**What to produce:** Retype all material exactly. Pictures stay out of the copy.

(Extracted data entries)
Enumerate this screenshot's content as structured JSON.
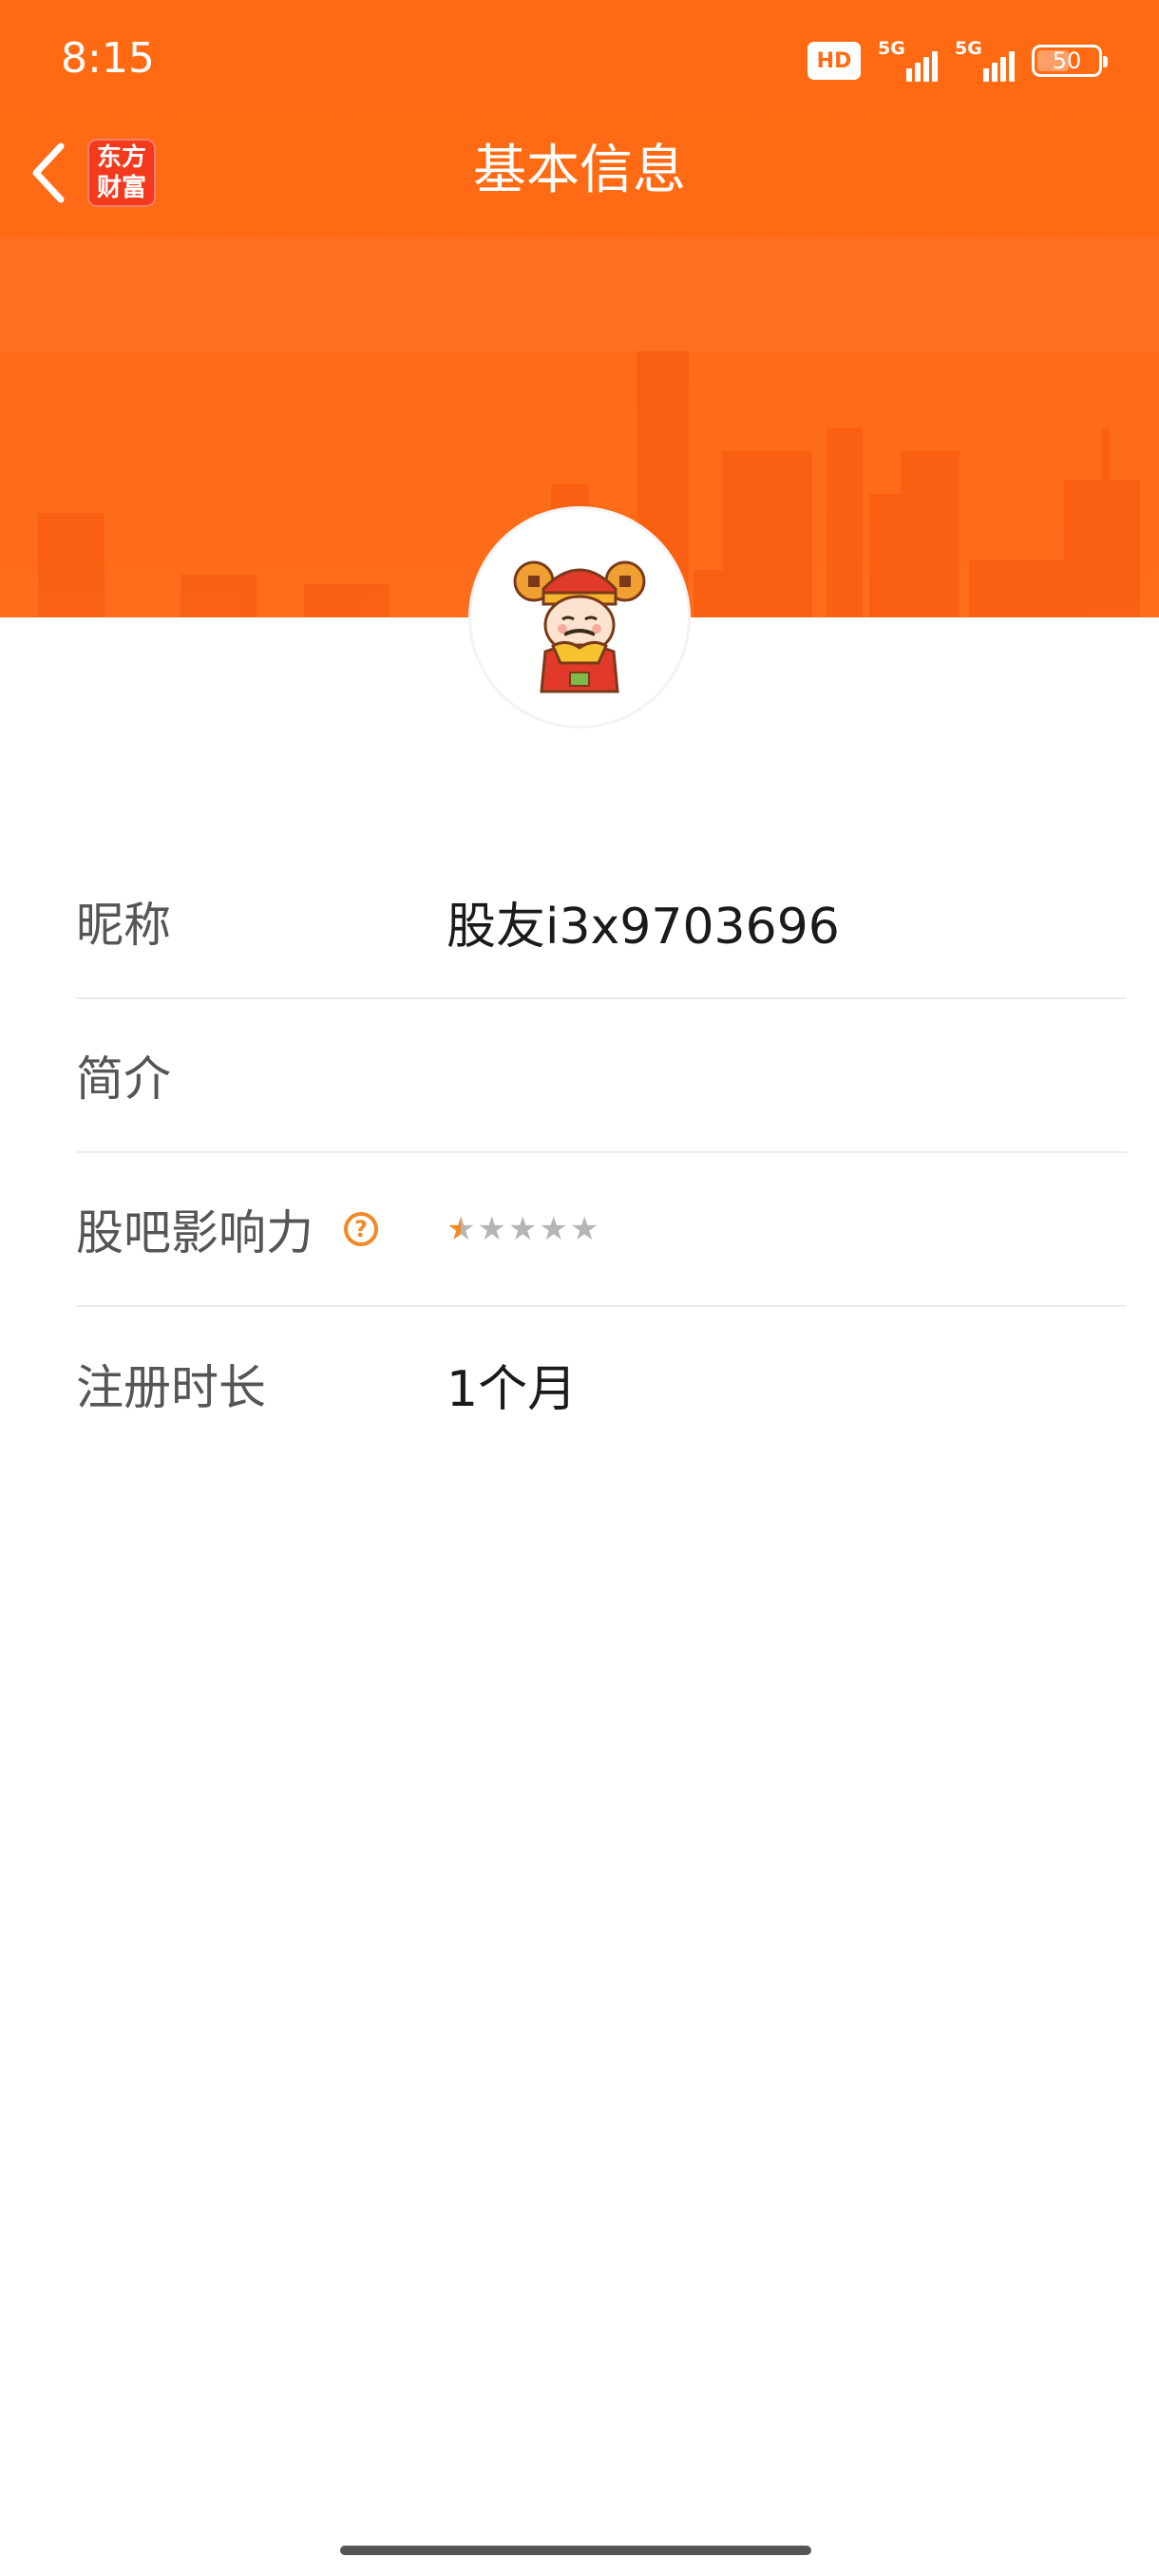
{
  "status_bar": {
    "time": "8:15",
    "hd_label": "HD",
    "network_1": "5G",
    "network_2": "5G",
    "battery_level": "50"
  },
  "header": {
    "title": "基本信息",
    "logo_text_line1": "东方",
    "logo_text_line2": "财富"
  },
  "profile": {
    "nickname_label": "昵称",
    "nickname_value": "股友i3x9703696",
    "intro_label": "简介",
    "intro_value": "",
    "influence_label": "股吧影响力",
    "influence_help": "?",
    "influence_stars": {
      "rating": 0.5,
      "max": 5
    },
    "register_label": "注册时长",
    "register_value": "1个月"
  },
  "colors": {
    "header_orange": "#ff6a12",
    "logo_red": "#f33a1e",
    "accent_orange": "#f08a25"
  },
  "icons": {
    "back": "chevron-left-icon",
    "help": "question-circle-icon",
    "star": "star-icon"
  }
}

**Finished exercise:**
Enumerate this screenshot's content as structured JSON.
{
  "status_bar": {
    "time": "8:15",
    "hd_label": "HD",
    "network_1": "5G",
    "network_2": "5G",
    "battery_level": "50"
  },
  "header": {
    "title": "基本信息",
    "logo_text_line1": "东方",
    "logo_text_line2": "财富"
  },
  "profile": {
    "nickname_label": "昵称",
    "nickname_value": "股友i3x9703696",
    "intro_label": "简介",
    "intro_value": "",
    "influence_label": "股吧影响力",
    "influence_help": "?",
    "influence_stars": {
      "rating": 0.5,
      "max": 5
    },
    "register_label": "注册时长",
    "register_value": "1个月"
  },
  "colors": {
    "header_orange": "#ff6a12",
    "logo_red": "#f33a1e",
    "accent_orange": "#f08a25"
  },
  "icons": {
    "back": "chevron-left-icon",
    "help": "question-circle-icon",
    "star": "star-icon"
  }
}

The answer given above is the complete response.